• **Questions on the material**
(A) Answer these questions using the list of faculty grants and awards below:
(i) Which foundation funded Kurt Lavetti's project on the dynamic efficiency of health insurance generosity?
(ii) How much was the grant to Bruce Weinberg and Joshua Hawley for STEM training, employment in industry, and entrepreneurship?
(iii) Who must nominate a mentor for the DURM award?
(B) Does each statement below agree with the list of faculty grants and awards that follows? Answer yes or no for each, and quote the words from the list that decide it.
(i) Paul J. Healy's grant came from the National Science Foundation.
(ii) The DURM awards were created in 2015.
(iii) A faculty committee selects the DURM winners.
(C) Pick up the list of faculty research grants and awards below after its final sentence and continue it.

• **Text passage**
□ □ □ □

Paul J. Healy: Eliciting the Type Space in Extensive-Form Game Forms; National Science Foundation, $202,960

John Kagel; Collaborative research:  Experimental studies of strategic decision making by groups and individuals: NSF Social, Behavioral and Economic Research, $213,444.00

Aubhik Khan and Julia Thomas: Debt, Default and Business Cycles with Heterogeneous Firms;
National Science Foundation, $430,750

Kurt Lavetti; Dynamic Inefficiencies in Health Investments over the Life-Cycle: seed grant for pilot project from Institute for Population Research, National Institute of Child Health and Human Development, $22,484.00    

Kurt Lavetti: The dynamic efficiency of health insurance generosity; The Robert Wood Johnson Foundation, $149,712.00

Randy Olsen, Joshua Hawley, Stephane Lavertu, Lung-fei Lee, Morton O’Kelly: BCC Ohio Longitudinal Data Archive; National Science Foundation, $499,615

Bruce Weinberg and Joshua Hawley: Collaborative Research:  STEM training, employment in industry, and entrepreneurship; NSF Division of Graduate Education & Research Development, $1,534,178.00

Bruce Weinberg: Collaborative research:  STEM workforce training:  A quasi-experimental approach using the effects of research funding; NSF Division of Graduate Education & Research Development, $499,418.00

Lixin Ye, Joel Tidmore Johnson, Christopher Baker; Achieving efficient spectrum: NSF Division of Astronomical Sciences, $500,000.00
 
Faculty Activities and Awards
 
Katherine Coffman was named a 2015 Distinguished Undergraduate Research Mentor (DURM), by the Ohio State Undergraduate Research Office. In 2007, the Undergraduate Research Office created the DURM awards to recognize the leadership and support Ohio State faculty members provide to undergraduate students. To win the award, mentors must be nominated by undergraduates participating in the Denman Undergraduate Research Forum, and must demonstrate excellence in teaching and mentorship. A student committee reviews the nominations and selects DURM/ORM winners each year.

□ □ □ □

• **Given information**

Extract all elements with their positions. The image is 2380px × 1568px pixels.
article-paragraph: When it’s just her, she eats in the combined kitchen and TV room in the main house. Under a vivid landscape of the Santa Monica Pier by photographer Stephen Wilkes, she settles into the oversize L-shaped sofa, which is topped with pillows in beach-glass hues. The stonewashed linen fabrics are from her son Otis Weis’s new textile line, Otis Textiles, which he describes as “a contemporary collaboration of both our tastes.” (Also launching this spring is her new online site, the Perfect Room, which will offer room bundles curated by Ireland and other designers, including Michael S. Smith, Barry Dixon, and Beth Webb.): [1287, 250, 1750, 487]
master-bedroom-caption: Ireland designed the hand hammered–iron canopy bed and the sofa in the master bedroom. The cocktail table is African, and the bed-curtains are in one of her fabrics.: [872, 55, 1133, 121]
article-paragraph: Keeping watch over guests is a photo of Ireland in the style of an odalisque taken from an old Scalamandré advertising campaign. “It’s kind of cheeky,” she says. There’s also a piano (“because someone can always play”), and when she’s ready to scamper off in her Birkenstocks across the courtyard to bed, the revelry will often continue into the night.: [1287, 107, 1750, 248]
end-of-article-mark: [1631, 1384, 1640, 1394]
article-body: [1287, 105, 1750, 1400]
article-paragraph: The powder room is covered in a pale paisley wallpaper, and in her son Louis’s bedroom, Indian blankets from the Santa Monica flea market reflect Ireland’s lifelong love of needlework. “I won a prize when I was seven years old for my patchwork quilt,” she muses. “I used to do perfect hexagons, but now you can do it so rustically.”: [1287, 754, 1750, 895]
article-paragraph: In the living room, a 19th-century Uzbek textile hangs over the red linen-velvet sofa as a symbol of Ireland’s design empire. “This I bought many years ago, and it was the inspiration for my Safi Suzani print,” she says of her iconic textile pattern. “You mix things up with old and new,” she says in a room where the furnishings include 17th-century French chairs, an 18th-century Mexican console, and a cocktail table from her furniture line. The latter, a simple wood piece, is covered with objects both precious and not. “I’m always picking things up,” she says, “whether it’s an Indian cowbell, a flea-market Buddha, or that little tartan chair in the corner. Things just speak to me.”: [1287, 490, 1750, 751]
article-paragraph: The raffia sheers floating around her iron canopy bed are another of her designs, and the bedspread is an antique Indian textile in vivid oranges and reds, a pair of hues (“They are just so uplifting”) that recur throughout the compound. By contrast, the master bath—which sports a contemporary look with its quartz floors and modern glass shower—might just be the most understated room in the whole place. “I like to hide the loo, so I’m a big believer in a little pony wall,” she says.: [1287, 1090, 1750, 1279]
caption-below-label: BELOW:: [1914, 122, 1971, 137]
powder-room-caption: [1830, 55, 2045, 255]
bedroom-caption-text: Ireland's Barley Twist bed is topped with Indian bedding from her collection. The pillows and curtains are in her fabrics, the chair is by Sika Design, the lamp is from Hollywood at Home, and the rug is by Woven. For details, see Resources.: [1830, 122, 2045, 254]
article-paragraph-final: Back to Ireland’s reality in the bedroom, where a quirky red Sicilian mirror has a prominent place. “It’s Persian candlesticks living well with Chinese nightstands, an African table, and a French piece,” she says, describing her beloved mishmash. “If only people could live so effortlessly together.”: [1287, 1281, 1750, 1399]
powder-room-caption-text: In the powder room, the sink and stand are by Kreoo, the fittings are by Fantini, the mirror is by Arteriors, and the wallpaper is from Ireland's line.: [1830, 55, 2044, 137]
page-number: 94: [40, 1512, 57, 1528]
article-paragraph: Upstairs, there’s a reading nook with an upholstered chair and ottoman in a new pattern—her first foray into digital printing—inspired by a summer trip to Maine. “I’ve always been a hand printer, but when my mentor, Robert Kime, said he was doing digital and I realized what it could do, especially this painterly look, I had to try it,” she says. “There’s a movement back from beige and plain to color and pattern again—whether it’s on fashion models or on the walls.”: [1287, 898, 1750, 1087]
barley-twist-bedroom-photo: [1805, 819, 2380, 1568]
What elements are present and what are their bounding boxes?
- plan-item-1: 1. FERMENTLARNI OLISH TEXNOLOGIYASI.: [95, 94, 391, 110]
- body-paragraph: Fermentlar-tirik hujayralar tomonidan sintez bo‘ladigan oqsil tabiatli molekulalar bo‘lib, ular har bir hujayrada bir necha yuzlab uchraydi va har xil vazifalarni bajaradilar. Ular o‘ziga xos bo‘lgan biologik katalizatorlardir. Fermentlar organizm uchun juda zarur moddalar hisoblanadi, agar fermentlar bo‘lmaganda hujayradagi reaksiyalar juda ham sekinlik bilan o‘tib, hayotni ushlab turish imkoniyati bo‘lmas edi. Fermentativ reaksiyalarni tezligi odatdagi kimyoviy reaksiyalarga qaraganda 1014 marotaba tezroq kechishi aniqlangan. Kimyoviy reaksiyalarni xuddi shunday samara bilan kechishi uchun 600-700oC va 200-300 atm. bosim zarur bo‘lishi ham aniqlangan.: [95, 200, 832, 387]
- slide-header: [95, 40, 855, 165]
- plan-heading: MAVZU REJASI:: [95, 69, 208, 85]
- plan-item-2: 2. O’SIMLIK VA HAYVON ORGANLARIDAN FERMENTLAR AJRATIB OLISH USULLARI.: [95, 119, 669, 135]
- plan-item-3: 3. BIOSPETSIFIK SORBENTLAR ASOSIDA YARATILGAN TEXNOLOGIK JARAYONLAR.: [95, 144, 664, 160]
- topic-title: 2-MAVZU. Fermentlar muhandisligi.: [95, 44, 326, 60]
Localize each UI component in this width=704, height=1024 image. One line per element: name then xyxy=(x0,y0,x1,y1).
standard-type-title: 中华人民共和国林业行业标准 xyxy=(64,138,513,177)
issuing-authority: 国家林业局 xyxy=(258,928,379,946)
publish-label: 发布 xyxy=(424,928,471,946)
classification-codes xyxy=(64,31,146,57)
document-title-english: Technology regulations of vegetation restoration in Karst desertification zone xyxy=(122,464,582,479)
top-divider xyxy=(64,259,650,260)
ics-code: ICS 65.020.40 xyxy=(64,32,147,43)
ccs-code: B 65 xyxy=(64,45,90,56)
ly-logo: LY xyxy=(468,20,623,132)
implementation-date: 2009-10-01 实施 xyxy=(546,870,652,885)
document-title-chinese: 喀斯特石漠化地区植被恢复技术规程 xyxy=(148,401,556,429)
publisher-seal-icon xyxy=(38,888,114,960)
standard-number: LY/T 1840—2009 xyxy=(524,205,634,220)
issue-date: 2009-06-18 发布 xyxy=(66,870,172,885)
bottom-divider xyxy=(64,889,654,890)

□ □ □ □

• **Answers for this exercise**
(A)
(i) The Robert Wood Johnson Foundation
(ii) $1,534,178.00
(iii) Undergraduates participating in the Denman Undergraduate Research Forum

(B)
(i) Yes: "National Science Foundation, $202,960"
(ii) No: "In 2007, the Undergraduate Research Office created the DURM awards"
(iii) No: "A student committee reviews the nominations and selects DURM/ORM winners each year."

(C)
Darcy Hartman received the Benjamin Banneker Award for Civic Engagement, from Ohio State’s Office of Student Life, for her work in Tijuana, Mexico. She developed a service learning course, Economics 3900.01S, in which students learn about the economic factors affecting immigration. Students spend an entire week in Tijuana working with Esperanza International, a Non-Governmental Organization dedicated to building homes in solidarity with resource-poor community members in Mexico.  

Ian Krajbich has been elected to the Board of the Society for Neuroeconomics for a term extending to 2017. Krajbich served as the advisor for undergraduate student Alison Butler, a neuroscience and economics major, who won the first place award at the 2015 Denman Undergraduate Research Forum for her project, Quick to be selfish or quick to cooperate? A meta-analysis of response time asymmetries in social decision-making. In summer 2015 Krajbich continued working with Butler, who was participating in the Undergraduate Research Office Summer Undergraduate Research Institute.  

Todd Nesbit is serving on the board of Association for Private Enterprise Education. He is also serving on the Board of Scholars for the Mackinac Center for Public Policy and is an adjunct scholar for the Mercatus Center.

Jim Peck was instrumental in organizing the spring 2015 Midwest Theory and Trade Meetings, held at Ohio State April 10-12, 2015. We received hundreds of submissions from economics professors from all over the world, of which 57 were accepted for the Theory Conference and 48 were accepted for the International Trade Conference. By all accounts, the meetings were a great success.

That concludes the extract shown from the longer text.